**What the task asks:** Continue the case study about chronically ill patients and the Maryland Primary Care Program, picking up after its last sentence.

(Study text)

3-minute case study: A ‘one-stop shop’ seamlessly connects the dots for treating the chronically ill

By Carley Thornell | September 9, 2021


Across the athenahealth network and beyond, healthcare organizations are designing and implementing simple interventions with outsized impact on outcomes, satisfaction, and success. Here's another.

The challenge

It’s no secret that controlling costs and spending is one of healthcare’s greatest hurdles. One of the biggest contributing factors for most geographies is chronically ill patients — Maryland being no exception.

The innovative Maryland Primary Care Program (MDPCP) allows primary care providers to play an increased role in the prevention and management of chronic disease while preventing unnecessary hospital utilization. MDPCP provides funding and support for the delivery of advanced primary care throughout the state.

However, while physicians often focus on improving conditions, they rarely have time to combat contributing factors to those conditions such as nutrition, exercise and social support systems.

(End Study text)
(Information provided)

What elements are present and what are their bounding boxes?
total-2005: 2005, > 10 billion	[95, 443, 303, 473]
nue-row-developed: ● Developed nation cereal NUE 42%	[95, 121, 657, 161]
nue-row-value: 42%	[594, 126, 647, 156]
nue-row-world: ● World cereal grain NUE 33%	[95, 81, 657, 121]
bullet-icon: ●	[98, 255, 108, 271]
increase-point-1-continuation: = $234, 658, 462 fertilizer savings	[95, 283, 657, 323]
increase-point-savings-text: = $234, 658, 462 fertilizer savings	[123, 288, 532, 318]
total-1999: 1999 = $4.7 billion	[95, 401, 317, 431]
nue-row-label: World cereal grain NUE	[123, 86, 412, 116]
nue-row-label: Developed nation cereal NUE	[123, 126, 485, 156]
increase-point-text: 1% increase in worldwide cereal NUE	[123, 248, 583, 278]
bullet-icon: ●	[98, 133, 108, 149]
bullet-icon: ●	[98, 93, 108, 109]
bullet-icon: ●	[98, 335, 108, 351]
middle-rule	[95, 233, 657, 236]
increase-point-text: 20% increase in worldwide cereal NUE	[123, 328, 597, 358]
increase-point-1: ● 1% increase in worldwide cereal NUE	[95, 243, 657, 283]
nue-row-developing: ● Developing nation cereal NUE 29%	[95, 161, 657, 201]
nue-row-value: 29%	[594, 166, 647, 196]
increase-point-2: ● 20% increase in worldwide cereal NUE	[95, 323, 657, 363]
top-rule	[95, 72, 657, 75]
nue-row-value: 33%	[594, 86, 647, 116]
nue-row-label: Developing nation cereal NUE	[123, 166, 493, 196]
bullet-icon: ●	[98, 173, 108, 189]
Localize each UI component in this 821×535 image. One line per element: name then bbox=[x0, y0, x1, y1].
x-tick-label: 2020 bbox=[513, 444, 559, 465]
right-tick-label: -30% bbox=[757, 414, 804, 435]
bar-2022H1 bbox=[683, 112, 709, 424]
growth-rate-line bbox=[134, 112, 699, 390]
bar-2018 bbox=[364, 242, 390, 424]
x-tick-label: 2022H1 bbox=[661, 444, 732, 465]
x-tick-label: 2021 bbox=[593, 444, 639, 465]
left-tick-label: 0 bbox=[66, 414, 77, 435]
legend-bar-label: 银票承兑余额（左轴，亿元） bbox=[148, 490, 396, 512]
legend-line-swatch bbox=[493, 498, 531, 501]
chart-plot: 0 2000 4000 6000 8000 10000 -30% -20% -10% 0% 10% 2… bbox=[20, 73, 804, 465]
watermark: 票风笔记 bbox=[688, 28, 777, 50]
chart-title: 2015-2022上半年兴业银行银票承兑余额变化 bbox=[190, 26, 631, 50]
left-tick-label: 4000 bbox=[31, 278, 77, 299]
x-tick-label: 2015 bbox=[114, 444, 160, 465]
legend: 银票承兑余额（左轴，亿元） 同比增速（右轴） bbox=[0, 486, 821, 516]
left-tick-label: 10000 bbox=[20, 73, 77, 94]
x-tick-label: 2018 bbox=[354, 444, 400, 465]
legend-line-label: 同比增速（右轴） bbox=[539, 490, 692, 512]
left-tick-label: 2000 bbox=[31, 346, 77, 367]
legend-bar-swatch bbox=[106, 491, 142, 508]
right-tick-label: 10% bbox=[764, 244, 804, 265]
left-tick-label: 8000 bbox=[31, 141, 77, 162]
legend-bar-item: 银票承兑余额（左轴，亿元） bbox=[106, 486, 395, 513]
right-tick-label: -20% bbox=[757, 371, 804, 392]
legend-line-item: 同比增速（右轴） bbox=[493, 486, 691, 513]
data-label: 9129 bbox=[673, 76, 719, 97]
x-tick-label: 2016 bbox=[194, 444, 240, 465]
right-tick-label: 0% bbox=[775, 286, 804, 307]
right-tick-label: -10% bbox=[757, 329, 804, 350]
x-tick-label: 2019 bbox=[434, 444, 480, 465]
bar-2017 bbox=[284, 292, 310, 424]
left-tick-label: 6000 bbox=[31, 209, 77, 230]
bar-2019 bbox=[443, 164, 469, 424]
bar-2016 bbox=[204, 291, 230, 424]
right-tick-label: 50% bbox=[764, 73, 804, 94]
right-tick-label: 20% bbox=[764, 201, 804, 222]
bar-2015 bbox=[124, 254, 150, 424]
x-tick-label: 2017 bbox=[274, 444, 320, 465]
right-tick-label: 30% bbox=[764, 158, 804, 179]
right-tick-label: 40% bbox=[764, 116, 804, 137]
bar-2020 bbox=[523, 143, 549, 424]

(End Information provided)

**Answer to this exercise:**
The solution

Privia Health’s Siobhan Kirksey, MSN, RN, is the Senior Manager of Clinical Programs for MDPCP. Her diverse care management team of 26 coordinators has a “boots on the ground” approach to working with patients. Those professionals including social workers, pharmacists, nutritionists, mental health providers and more pride themselves on a high-touch, communicative style. That communication is not just regulated to patient care, however. Giving physicians all the information that they need in real-time from various sources, when they need it — or in advance — offers up impressive results.

Supporting it all is Privia’s proprietary care management app, which is built on athenahealth’s adaptable cloud-based platform. That platform supports interoperability between the app, Privia’s EHR athenaOne, and the state’s health information exchange CRISP (the Chesapeake Information System for Our Patients).

The app’s built-in tool allows care managers to easily build out care plans, which are linked with problem sets and interventions. There are free-text fields for managers to leave additional notes for providers or others on their team, and they can also ping doctors to ask questions.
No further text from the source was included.